>> Begin Material to process

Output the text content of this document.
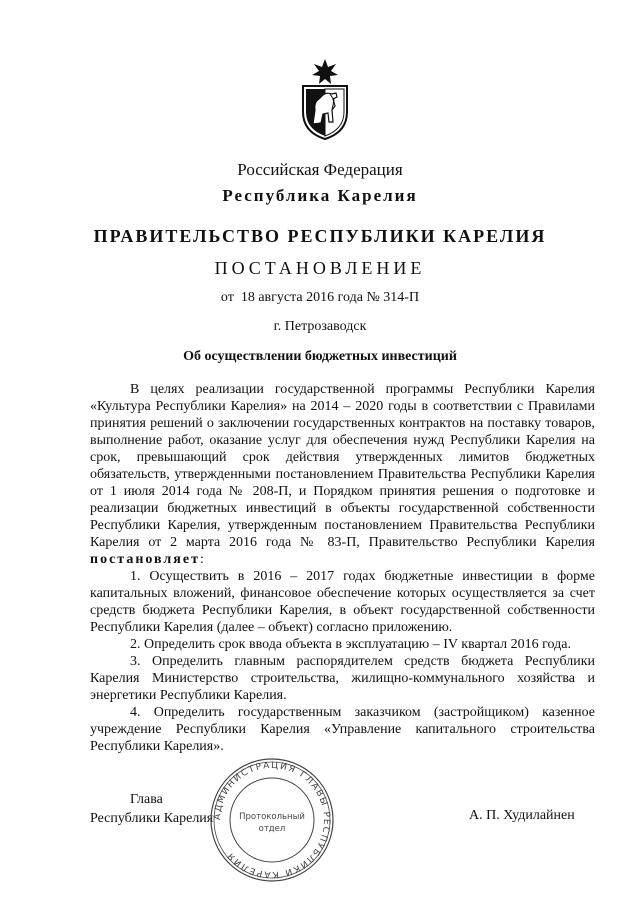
Российская Федерация
Республика Карелия
ПРАВИТЕЛЬСТВО РЕСПУБЛИКИ КАРЕЛИЯ
ПОСТАНОВЛЕНИЕ
от  18 августа 2016 года № 314-П
г. Петрозаводск
Об осуществлении бюджетных инвестиций

В целях реализации государственной программы Республики Карелия «Культура Республики Карелия» на 2014 – 2020 годы в соответствии с Правилами принятия решений о заключении государственных контрактов на поставку товаров, выполнение работ, оказание услуг для обеспечения нужд Республики Карелия на срок, превышающий срок действия утвержденных лимитов бюджетных обязательств, утвержденными постановлением Правительства Республики Карелия от 1 июля 2014 года № 208-П, и Порядком принятия решения о подготовке и реализации бюджетных инвестиций в объекты государственной собственности Республики Карелия, утвержденным постановлением Правительства Республики Карелия от 2 марта 2016 года № 83-П, Правительство Республики Карелия постановляет:

1. Осуществить в 2016 – 2017 годах бюджетные инвестиции в форме капитальных вложений, финансовое обеспечение которых осуществляется за счет средств бюджета Республики Карелия, в объект государственной собственности Республики Карелия (далее – объект) согласно приложению.

2. Определить срок ввода объекта в эксплуатацию – IV квартал 2016 года.

3. Определить главным распорядителем средств бюджета Республики Карелия Министерство строительства, жилищно-коммунального хозяйства и энергетики Республики Карелия.

4. Определить государственным заказчиком (застройщиком) казенное учреждение Республики Карелия «Управление капитального строительства Республики Карелия».

Глава
Республики Карелия АДМИНИСТРАЦИЯ ГЛАВЫ РЕСПУБЛИКИ КАРЕЛИЯ
Протокольный
отдел
А. П. Худилайнен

>> End Material to process

Problem requirements: Leave out the pictures and restate everything else word for word.

Result below:
Output the text content of this document.
Российская Федерация
Республика Карелия
ПРАВИТЕЛЬСТВО РЕСПУБЛИКИ КАРЕЛИЯ
ПОСТАНОВЛЕНИЕ
от  18 августа 2016 года № 314-П
г. Петрозаводск
Об осуществлении бюджетных инвестиций

В целях реализации государственной программы Республики Карелия «Культура Республики Карелия» на 2014 – 2020 годы в соответствии с Правилами принятия решений о заключении государственных контрактов на поставку товаров, выполнение работ, оказание услуг для обеспечения нужд Республики Карелия на срок, превышающий срок действия утвержденных лимитов бюджетных обязательств, утвержденными постановлением Правительства Республики Карелия от 1 июля 2014 года № 208-П, и Порядком принятия решения о подготовке и реализации бюджетных инвестиций в объекты государственной собственности Республики Карелия, утвержденным постановлением Правительства Республики Карелия от 2 марта 2016 года № 83-П, Правительство Республики Карелия постановляет:

1. Осуществить в 2016 – 2017 годах бюджетные инвестиции в форме капитальных вложений, финансовое обеспечение которых осуществляется за счет средств бюджета Республики Карелия, в объект государственной собственности Республики Карелия (далее – объект) согласно приложению.

2. Определить срок ввода объекта в эксплуатацию – IV квартал 2016 года.

3. Определить главным распорядителем средств бюджета Республики Карелия Министерство строительства, жилищно-коммунального хозяйства и энергетики Республики Карелия.

4. Определить государственным заказчиком (застройщиком) казенное учреждение Республики Карелия «Управление капитального строительства Республики Карелия».

Глава
Республики Карелия АДМИНИСТРАЦИЯ ГЛАВЫ РЕСПУБЛИКИ КАРЕЛИЯ
Протокольный
отдел
А. П. Худилайнен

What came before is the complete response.